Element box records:

*-*-*

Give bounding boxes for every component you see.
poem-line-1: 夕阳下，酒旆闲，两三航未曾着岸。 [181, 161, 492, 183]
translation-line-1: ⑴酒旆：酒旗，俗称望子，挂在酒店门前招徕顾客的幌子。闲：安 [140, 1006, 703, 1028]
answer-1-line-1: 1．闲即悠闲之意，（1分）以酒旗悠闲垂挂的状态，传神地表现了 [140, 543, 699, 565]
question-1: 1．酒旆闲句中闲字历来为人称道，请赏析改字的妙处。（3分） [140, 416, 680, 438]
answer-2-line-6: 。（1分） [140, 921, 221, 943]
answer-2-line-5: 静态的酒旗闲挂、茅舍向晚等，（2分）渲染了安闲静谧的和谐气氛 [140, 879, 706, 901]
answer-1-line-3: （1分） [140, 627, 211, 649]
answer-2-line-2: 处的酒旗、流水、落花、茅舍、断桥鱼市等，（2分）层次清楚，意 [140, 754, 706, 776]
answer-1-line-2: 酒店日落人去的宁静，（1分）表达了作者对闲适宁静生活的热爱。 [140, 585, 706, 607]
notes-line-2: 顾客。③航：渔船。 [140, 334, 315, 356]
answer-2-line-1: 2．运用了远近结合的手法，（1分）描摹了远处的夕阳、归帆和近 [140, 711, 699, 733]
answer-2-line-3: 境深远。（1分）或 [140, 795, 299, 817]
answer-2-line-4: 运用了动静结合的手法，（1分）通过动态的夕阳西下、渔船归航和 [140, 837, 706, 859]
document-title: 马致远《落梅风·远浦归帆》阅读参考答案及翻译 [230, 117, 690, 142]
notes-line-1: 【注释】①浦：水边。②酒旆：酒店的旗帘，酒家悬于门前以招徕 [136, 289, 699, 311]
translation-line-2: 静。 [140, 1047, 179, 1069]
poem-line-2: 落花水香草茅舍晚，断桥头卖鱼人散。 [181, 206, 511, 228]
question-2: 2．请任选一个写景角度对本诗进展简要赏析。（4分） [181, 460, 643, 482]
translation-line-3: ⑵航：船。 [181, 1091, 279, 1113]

*-*-*

Render every line of the records above as a JSON list of strings, one string per line, omitting blank lines.

[
  "Give bounding boxes for every component you see.",
  "poem-line-1: 夕阳下，酒旆闲，两三航未曾着岸。 [181, 161, 492, 183]",
  "translation-line-1: ⑴酒旆：酒旗，俗称望子，挂在酒店门前招徕顾客的幌子。闲：安 [140, 1006, 703, 1028]",
  "answer-1-line-1: 1．闲即悠闲之意，（1分）以酒旗悠闲垂挂的状态，传神地表现了 [140, 543, 699, 565]",
  "question-1: 1．酒旆闲句中闲字历来为人称道，请赏析改字的妙处。（3分） [140, 416, 680, 438]",
  "answer-2-line-6: 。（1分） [140, 921, 221, 943]",
  "answer-2-line-5: 静态的酒旗闲挂、茅舍向晚等，（2分）渲染了安闲静谧的和谐气氛 [140, 879, 706, 901]",
  "answer-1-line-3: （1分） [140, 627, 211, 649]",
  "answer-2-line-2: 处的酒旗、流水、落花、茅舍、断桥鱼市等，（2分）层次清楚，意 [140, 754, 706, 776]",
  "answer-1-line-2: 酒店日落人去的宁静，（1分）表达了作者对闲适宁静生活的热爱。 [140, 585, 706, 607]",
  "notes-line-2: 顾客。③航：渔船。 [140, 334, 315, 356]",
  "answer-2-line-1: 2．运用了远近结合的手法，（1分）描摹了远处的夕阳、归帆和近 [140, 711, 699, 733]",
  "answer-2-line-3: 境深远。（1分）或 [140, 795, 299, 817]",
  "answer-2-line-4: 运用了动静结合的手法，（1分）通过动态的夕阳西下、渔船归航和 [140, 837, 706, 859]",
  "document-title: 马致远《落梅风·远浦归帆》阅读参考答案及翻译 [230, 117, 690, 142]",
  "notes-line-1: 【注释】①浦：水边。②酒旆：酒店的旗帘，酒家悬于门前以招徕 [136, 289, 699, 311]",
  "translation-line-2: 静。 [140, 1047, 179, 1069]",
  "poem-line-2: 落花水香草茅舍晚，断桥头卖鱼人散。 [181, 206, 511, 228]",
  "question-2: 2．请任选一个写景角度对本诗进展简要赏析。（4分） [181, 460, 643, 482]",
  "translation-line-3: ⑵航：船。 [181, 1091, 279, 1113]"
]